>> begin Extracted records

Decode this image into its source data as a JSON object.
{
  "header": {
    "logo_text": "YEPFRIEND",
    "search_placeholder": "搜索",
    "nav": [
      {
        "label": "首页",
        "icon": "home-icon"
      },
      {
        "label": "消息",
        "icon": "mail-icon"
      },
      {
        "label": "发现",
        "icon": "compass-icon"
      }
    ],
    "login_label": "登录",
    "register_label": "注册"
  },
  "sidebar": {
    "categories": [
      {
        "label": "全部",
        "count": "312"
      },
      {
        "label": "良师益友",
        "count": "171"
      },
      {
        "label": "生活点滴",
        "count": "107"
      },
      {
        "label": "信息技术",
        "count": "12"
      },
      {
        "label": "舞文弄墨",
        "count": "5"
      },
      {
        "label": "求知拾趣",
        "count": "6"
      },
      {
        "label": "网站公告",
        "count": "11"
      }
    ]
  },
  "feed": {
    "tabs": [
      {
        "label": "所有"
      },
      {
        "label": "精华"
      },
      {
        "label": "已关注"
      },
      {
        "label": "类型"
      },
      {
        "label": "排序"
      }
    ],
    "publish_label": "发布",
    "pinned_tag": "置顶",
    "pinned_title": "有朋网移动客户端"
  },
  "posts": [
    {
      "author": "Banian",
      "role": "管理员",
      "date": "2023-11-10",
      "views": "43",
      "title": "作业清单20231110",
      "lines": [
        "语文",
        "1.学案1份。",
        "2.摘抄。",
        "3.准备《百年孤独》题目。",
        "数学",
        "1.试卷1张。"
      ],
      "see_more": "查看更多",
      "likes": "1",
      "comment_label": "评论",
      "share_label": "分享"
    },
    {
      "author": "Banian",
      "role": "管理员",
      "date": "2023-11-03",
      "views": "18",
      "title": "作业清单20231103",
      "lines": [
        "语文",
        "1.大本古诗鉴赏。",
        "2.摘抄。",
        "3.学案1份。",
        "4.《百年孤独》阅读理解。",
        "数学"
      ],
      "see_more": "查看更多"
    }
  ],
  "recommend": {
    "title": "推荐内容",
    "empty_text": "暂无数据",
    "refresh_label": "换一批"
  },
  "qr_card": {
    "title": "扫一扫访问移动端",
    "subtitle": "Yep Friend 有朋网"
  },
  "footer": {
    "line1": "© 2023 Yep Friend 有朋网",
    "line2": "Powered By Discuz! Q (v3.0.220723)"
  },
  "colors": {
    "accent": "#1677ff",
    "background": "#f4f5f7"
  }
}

>> end Extracted records

[Required work] Output all of the material, please, exactly as it stands.

[Worked answer]
Decode this image into its source data as a JSON object.
{
  "header": {
    "logo_text": "YEPFRIEND",
    "search_placeholder": "搜索",
    "nav": [
      {
        "label": "首页",
        "icon": "home-icon"
      },
      {
        "label": "消息",
        "icon": "mail-icon"
      },
      {
        "label": "发现",
        "icon": "compass-icon"
      }
    ],
    "login_label": "登录",
    "register_label": "注册"
  },
  "sidebar": {
    "categories": [
      {
        "label": "全部",
        "count": "312"
      },
      {
        "label": "良师益友",
        "count": "171"
      },
      {
        "label": "生活点滴",
        "count": "107"
      },
      {
        "label": "信息技术",
        "count": "12"
      },
      {
        "label": "舞文弄墨",
        "count": "5"
      },
      {
        "label": "求知拾趣",
        "count": "6"
      },
      {
        "label": "网站公告",
        "count": "11"
      }
    ]
  },
  "feed": {
    "tabs": [
      {
        "label": "所有"
      },
      {
        "label": "精华"
      },
      {
        "label": "已关注"
      },
      {
        "label": "类型"
      },
      {
        "label": "排序"
      }
    ],
    "publish_label": "发布",
    "pinned_tag": "置顶",
    "pinned_title": "有朋网移动客户端"
  },
  "posts": [
    {
      "author": "Banian",
      "role": "管理员",
      "date": "2023-11-10",
      "views": "43",
      "title": "作业清单20231110",
      "lines": [
        "语文",
        "1.学案1份。",
        "2.摘抄。",
        "3.准备《百年孤独》题目。",
        "数学",
        "1.试卷1张。"
      ],
      "see_more": "查看更多",
      "likes": "1",
      "comment_label": "评论",
      "share_label": "分享"
    },
    {
      "author": "Banian",
      "role": "管理员",
      "date": "2023-11-03",
      "views": "18",
      "title": "作业清单20231103",
      "lines": [
        "语文",
        "1.大本古诗鉴赏。",
        "2.摘抄。",
        "3.学案1份。",
        "4.《百年孤独》阅读理解。",
        "数学"
      ],
      "see_more": "查看更多"
    }
  ],
  "recommend": {
    "title": "推荐内容",
    "empty_text": "暂无数据",
    "refresh_label": "换一批"
  },
  "qr_card": {
    "title": "扫一扫访问移动端",
    "subtitle": "Yep Friend 有朋网"
  },
  "footer": {
    "line1": "© 2023 Yep Friend 有朋网",
    "line2": "Powered By Discuz! Q (v3.0.220723)"
  },
  "colors": {
    "accent": "#1677ff",
    "background": "#f4f5f7"
  }
}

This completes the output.